TASK DETAILS >> Make a tally of the lines in the records that include the string "spate", and give only that number.

DATA TO PROCESS >>
__________________________________________________
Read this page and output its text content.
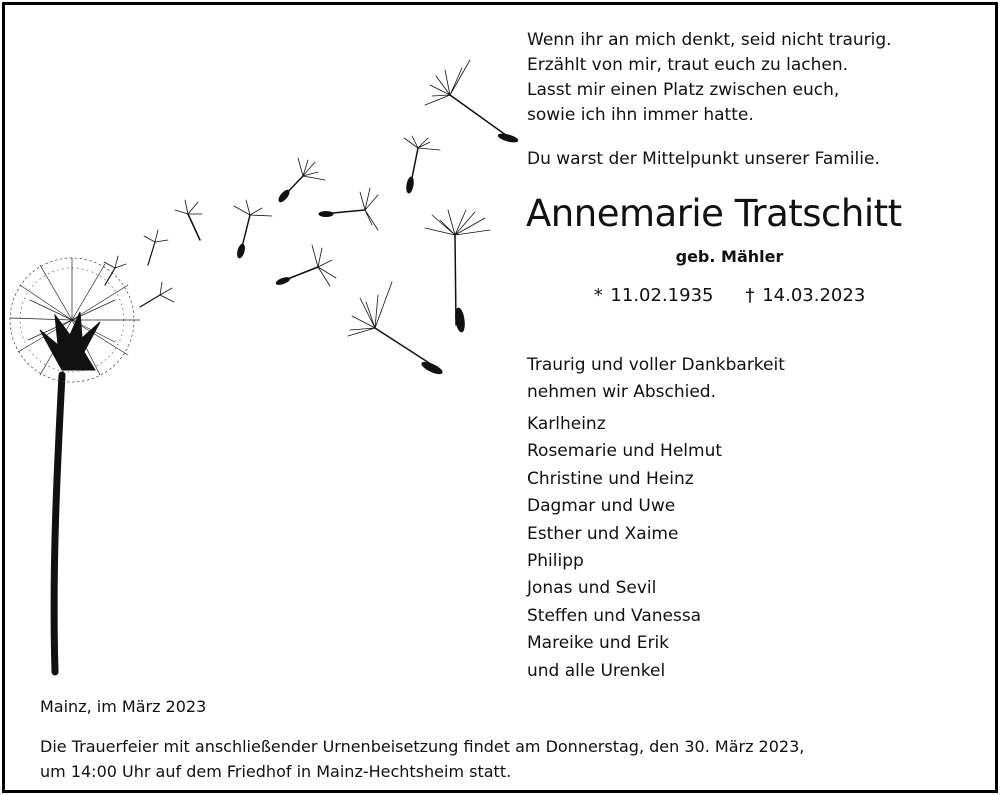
Wenn ihr an mich denkt, seid nicht traurig.
Erzählt von mir, traut euch zu lachen.
Lasst mir einen Platz zwischen euch,
sowie ich ihn immer hatte.
Du warst der Mittelpunkt unserer Familie.
Annemarie Tratschitt
geb. Mähler
* 11.02.1935 † 14.03.2023
Traurig und voller Dankbarkeit
nehmen wir Abschied.
Karlheinz
Rosemarie und Helmut
Christine und Heinz
Dagmar und Uwe
Esther und Xaime
Philipp
Jonas und Sevil
Steffen und Vanessa
Mareike und Erik
und alle Urenkel
Mainz, im März 2023
Die Trauerfeier mit anschließender Urnenbeisetzung findet am Donnerstag, den 30. März 2023,
um 14:00 Uhr auf dem Friedhof in Mainz-Hechtsheim statt.
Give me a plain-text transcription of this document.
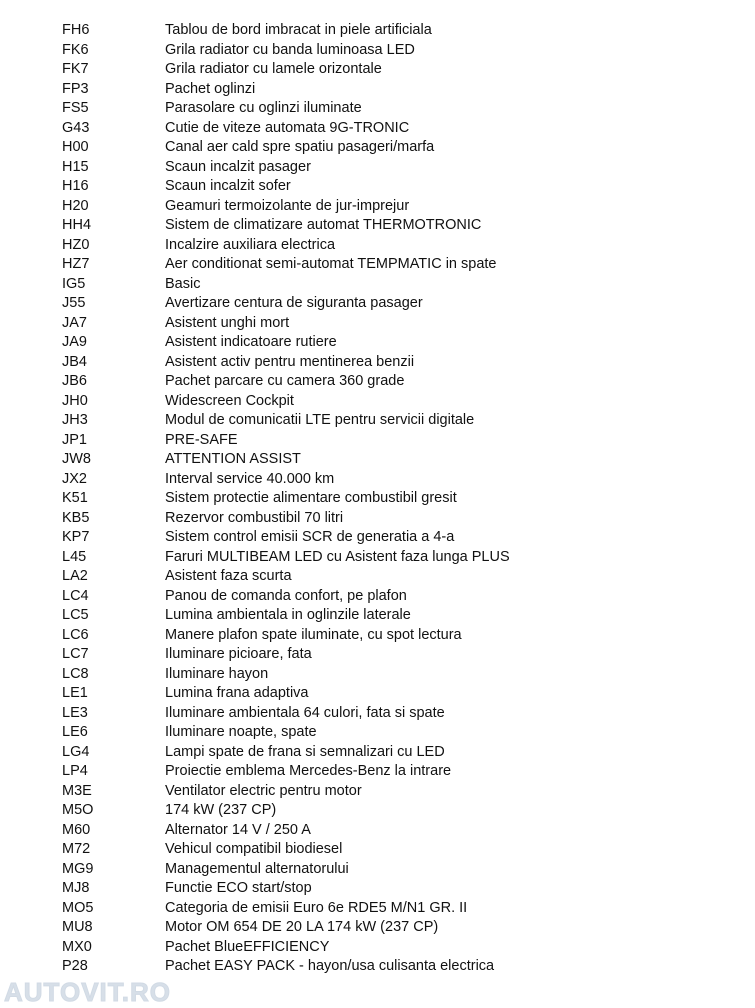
AUTOVIT.RO
FH6	Tablou de bord imbracat in piele artificiala
FK6	Grila radiator cu banda luminoasa LED
FK7	Grila radiator cu lamele orizontale
FP3	Pachet oglinzi
FS5	Parasolare cu oglinzi iluminate
G43	Cutie de viteze automata 9G-TRONIC
H00	Canal aer cald spre spatiu pasageri/marfa
H15	Scaun incalzit pasager
H16	Scaun incalzit sofer
H20	Geamuri termoizolante de jur-imprejur
HH4	Sistem de climatizare automat THERMOTRONIC
HZ0	Incalzire auxiliara electrica
HZ7	Aer conditionat semi-automat TEMPMATIC in spate
IG5	Basic
J55	Avertizare centura de siguranta pasager
JA7	Asistent unghi mort
JA9	Asistent indicatoare rutiere
JB4	Asistent activ pentru mentinerea benzii
JB6	Pachet parcare cu camera 360 grade
JH0	Widescreen Cockpit
JH3	Modul de comunicatii LTE pentru servicii digitale
JP1	PRE-SAFE
JW8	ATTENTION ASSIST
JX2	Interval service 40.000 km
K51	Sistem protectie alimentare combustibil gresit
KB5	Rezervor combustibil 70 litri
KP7	Sistem control emisii SCR de generatia a 4-a
L45	Faruri MULTIBEAM LED cu Asistent faza lunga PLUS
LA2	Asistent faza scurta
LC4	Panou de comanda confort, pe plafon
LC5	Lumina ambientala in oglinzile laterale
LC6	Manere plafon spate iluminate, cu spot lectura
LC7	Iluminare picioare, fata
LC8	Iluminare hayon
LE1	Lumina frana adaptiva
LE3	Iluminare ambientala 64 culori, fata si spate
LE6	Iluminare noapte, spate
LG4	Lampi spate de frana si semnalizari cu LED
LP4	Proiectie emblema Mercedes-Benz la intrare
M3E	Ventilator electric pentru motor
M5O	174 kW (237 CP)
M60	Alternator 14 V / 250 A
M72	Vehicul compatibil biodiesel
MG9	Managementul alternatorului
MJ8	Functie ECO start/stop
MO5	Categoria de emisii Euro 6e RDE5 M/N1 GR. II
MU8	Motor OM 654 DE 20 LA 174 kW (237 CP)
MX0	Pachet BlueEFFICIENCY
P28	Pachet EASY PACK - hayon/usa culisanta electrica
__________________________________________________
SOLUTION >> 5